>>>

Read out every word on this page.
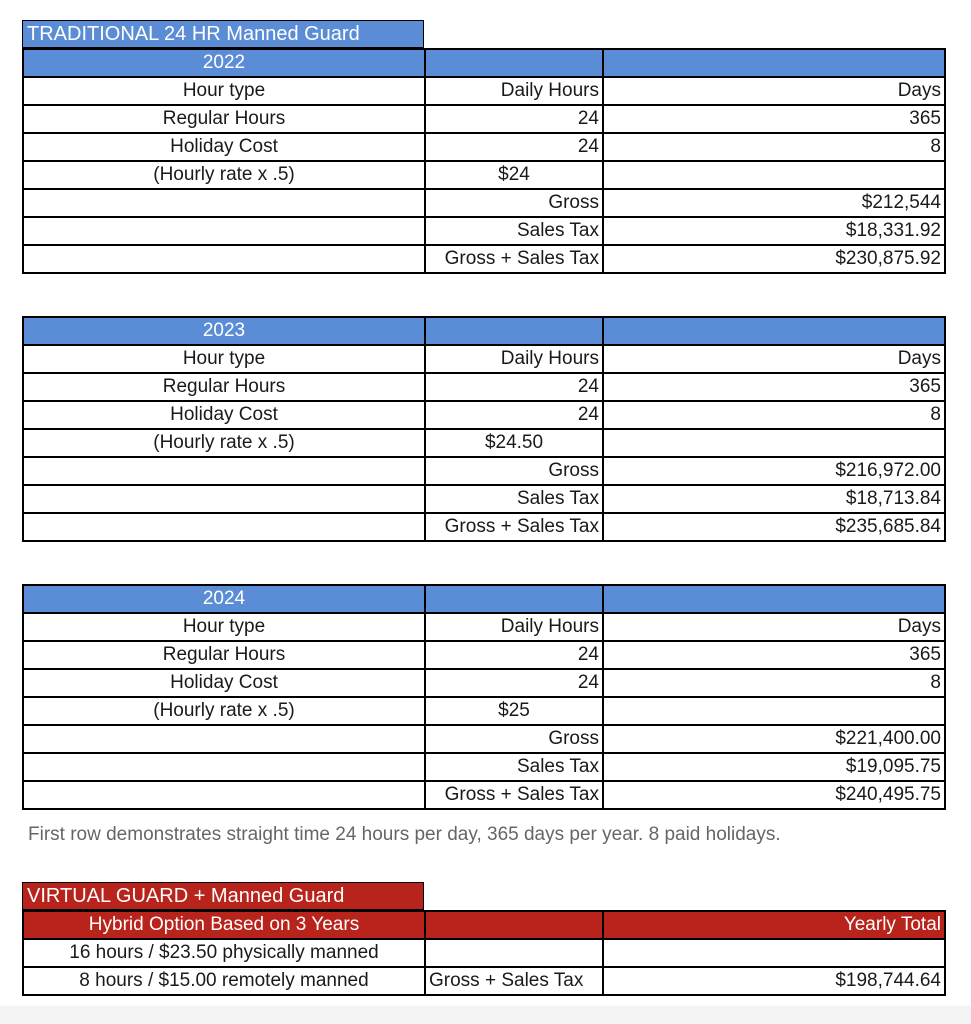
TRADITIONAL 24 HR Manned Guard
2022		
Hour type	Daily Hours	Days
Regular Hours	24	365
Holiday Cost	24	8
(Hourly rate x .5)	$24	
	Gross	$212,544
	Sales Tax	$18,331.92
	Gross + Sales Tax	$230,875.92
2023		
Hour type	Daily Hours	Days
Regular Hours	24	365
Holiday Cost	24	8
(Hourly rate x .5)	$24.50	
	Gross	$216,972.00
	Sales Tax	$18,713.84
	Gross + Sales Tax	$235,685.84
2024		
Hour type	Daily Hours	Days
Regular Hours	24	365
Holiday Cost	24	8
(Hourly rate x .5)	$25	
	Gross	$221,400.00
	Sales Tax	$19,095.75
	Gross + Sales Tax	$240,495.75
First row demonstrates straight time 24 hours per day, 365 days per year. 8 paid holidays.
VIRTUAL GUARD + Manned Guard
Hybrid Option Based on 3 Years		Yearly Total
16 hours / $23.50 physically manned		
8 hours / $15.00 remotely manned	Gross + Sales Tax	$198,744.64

<<<

> **EXERCISE DIRECTIONS**:
Restate the records above in full, word for word. Keep pictures out.

> **RESPONSE TO THE EXERCISE**:
Read out every word on this page.
TRADITIONAL 24 HR Manned Guard
2022		
Hour type	Daily Hours	Days
Regular Hours	24	365
Holiday Cost	24	8
(Hourly rate x .5)	$24	
	Gross	$212,544
	Sales Tax	$18,331.92
	Gross + Sales Tax	$230,875.92
2023		
Hour type	Daily Hours	Days
Regular Hours	24	365
Holiday Cost	24	8
(Hourly rate x .5)	$24.50	
	Gross	$216,972.00
	Sales Tax	$18,713.84
	Gross + Sales Tax	$235,685.84
2024		
Hour type	Daily Hours	Days
Regular Hours	24	365
Holiday Cost	24	8
(Hourly rate x .5)	$25	
	Gross	$221,400.00
	Sales Tax	$19,095.75
	Gross + Sales Tax	$240,495.75
First row demonstrates straight time 24 hours per day, 365 days per year. 8 paid holidays.
VIRTUAL GUARD + Manned Guard
Hybrid Option Based on 3 Years		Yearly Total
16 hours / $23.50 physically manned		
8 hours / $15.00 remotely manned	Gross + Sales Tax	$198,744.64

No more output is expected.